— Begin Material —

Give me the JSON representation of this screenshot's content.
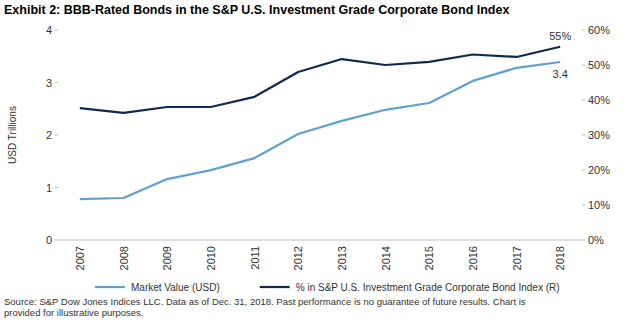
{
  "chart_data": {
    "type": "line",
    "title": "Exhibit 2: BBB-Rated Bonds in the S&P U.S. Investment Grade Corporate Bond Index",
    "y_label": "USD Trillions",
    "categories": [
      "2007",
      "2008",
      "2009",
      "2010",
      "2011",
      "2012",
      "2013",
      "2014",
      "2015",
      "2016",
      "2017",
      "2018"
    ],
    "series": [
      {
        "name": "Market Value (USD)",
        "color": "#5fa3cc",
        "axis": "y",
        "values": [
          0.78,
          0.8,
          1.16,
          1.33,
          1.56,
          2.02,
          2.27,
          2.48,
          2.61,
          3.03,
          3.28,
          3.39
        ],
        "value_labels": [
          null,
          null,
          null,
          null,
          null,
          null,
          null,
          null,
          null,
          null,
          null,
          "3.4"
        ]
      },
      {
        "name": "% in S&P U.S. Investment Grade Corporate Bond Index (R)",
        "color": "#0f2a4e",
        "axis": "y2",
        "values": [
          37.7,
          36.3,
          38,
          38,
          40.9,
          48,
          51.7,
          50,
          50.9,
          53,
          52.3,
          55.2
        ],
        "value_labels": [
          null,
          null,
          null,
          null,
          null,
          null,
          null,
          null,
          null,
          null,
          null,
          "55%"
        ]
      }
    ],
    "ylim": [
      0,
      4
    ],
    "yticks": [
      0,
      1,
      2,
      3,
      4
    ],
    "y2lim": [
      0,
      60
    ],
    "y2ticks": [
      {
        "value": 0,
        "label": "0%"
      },
      {
        "value": 10,
        "label": "10%"
      },
      {
        "value": 20,
        "label": "20%"
      },
      {
        "value": 30,
        "label": "30%"
      },
      {
        "value": 40,
        "label": "40%"
      },
      {
        "value": 50,
        "label": "50%"
      },
      {
        "value": 60,
        "label": "60%"
      }
    ],
    "grid": false,
    "legend": "bottom",
    "notes": [
      "Source: S&P Dow Jones Indices LLC. Data as of Dec. 31, 2018. Past performance is no guarantee of future results. Chart is",
      "provided for illustrative purposes."
    ]
  }
}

— End Material —

■ **Given request**
Repeat every record precisely. Any picture among them stays out of the copy.

■ **Output**
Give me the JSON representation of this screenshot's content.
{
  "chart_data": {
    "type": "line",
    "title": "Exhibit 2: BBB-Rated Bonds in the S&P U.S. Investment Grade Corporate Bond Index",
    "y_label": "USD Trillions",
    "categories": [
      "2007",
      "2008",
      "2009",
      "2010",
      "2011",
      "2012",
      "2013",
      "2014",
      "2015",
      "2016",
      "2017",
      "2018"
    ],
    "series": [
      {
        "name": "Market Value (USD)",
        "color": "#5fa3cc",
        "axis": "y",
        "values": [
          0.78,
          0.8,
          1.16,
          1.33,
          1.56,
          2.02,
          2.27,
          2.48,
          2.61,
          3.03,
          3.28,
          3.39
        ],
        "value_labels": [
          null,
          null,
          null,
          null,
          null,
          null,
          null,
          null,
          null,
          null,
          null,
          "3.4"
        ]
      },
      {
        "name": "% in S&P U.S. Investment Grade Corporate Bond Index (R)",
        "color": "#0f2a4e",
        "axis": "y2",
        "values": [
          37.7,
          36.3,
          38,
          38,
          40.9,
          48,
          51.7,
          50,
          50.9,
          53,
          52.3,
          55.2
        ],
        "value_labels": [
          null,
          null,
          null,
          null,
          null,
          null,
          null,
          null,
          null,
          null,
          null,
          "55%"
        ]
      }
    ],
    "ylim": [
      0,
      4
    ],
    "yticks": [
      0,
      1,
      2,
      3,
      4
    ],
    "y2lim": [
      0,
      60
    ],
    "y2ticks": [
      {
        "value": 0,
        "label": "0%"
      },
      {
        "value": 10,
        "label": "10%"
      },
      {
        "value": 20,
        "label": "20%"
      },
      {
        "value": 30,
        "label": "30%"
      },
      {
        "value": 40,
        "label": "40%"
      },
      {
        "value": 50,
        "label": "50%"
      },
      {
        "value": 60,
        "label": "60%"
      }
    ],
    "grid": false,
    "legend": "bottom",
    "notes": [
      "Source: S&P Dow Jones Indices LLC. Data as of Dec. 31, 2018. Past performance is no guarantee of future results. Chart is",
      "provided for illustrative purposes."
    ]
  }
}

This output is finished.